━━━ Entries shown

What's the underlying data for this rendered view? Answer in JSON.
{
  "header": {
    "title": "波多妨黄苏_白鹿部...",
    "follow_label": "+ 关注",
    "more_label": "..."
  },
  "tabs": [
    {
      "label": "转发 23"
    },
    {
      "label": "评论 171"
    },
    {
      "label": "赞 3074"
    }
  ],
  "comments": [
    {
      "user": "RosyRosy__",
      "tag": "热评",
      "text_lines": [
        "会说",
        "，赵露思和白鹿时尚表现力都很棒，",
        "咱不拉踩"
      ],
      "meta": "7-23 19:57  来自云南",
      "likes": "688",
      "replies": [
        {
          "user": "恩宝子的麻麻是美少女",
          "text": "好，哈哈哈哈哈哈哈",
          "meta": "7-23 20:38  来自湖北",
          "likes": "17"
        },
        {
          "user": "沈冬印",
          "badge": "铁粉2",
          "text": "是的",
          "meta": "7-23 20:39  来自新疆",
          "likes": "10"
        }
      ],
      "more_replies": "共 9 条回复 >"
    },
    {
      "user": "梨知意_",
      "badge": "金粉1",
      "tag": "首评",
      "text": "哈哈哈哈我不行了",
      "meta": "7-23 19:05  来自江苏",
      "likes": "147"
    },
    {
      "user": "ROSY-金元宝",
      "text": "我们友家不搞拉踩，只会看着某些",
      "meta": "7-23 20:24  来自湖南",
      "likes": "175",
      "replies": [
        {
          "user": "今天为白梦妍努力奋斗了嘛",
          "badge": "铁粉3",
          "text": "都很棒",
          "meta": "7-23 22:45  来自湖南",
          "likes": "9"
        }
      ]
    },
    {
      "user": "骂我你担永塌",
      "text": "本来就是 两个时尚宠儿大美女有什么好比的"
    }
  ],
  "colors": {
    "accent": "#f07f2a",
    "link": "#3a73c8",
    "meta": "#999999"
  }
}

━━━━━━

:: Aim of the exercise ::
Copy out every line of the data that includes the word "meta".

:: Task output ::
      "meta": "7-23 19:57  来自云南",
          "meta": "7-23 20:38  来自湖北",
          "meta": "7-23 20:39  来自新疆",
      "meta": "7-23 19:05  来自江苏",
      "meta": "7-23 20:24  来自湖南",
          "meta": "7-23 22:45  来自湖南",
    "meta": "#999999"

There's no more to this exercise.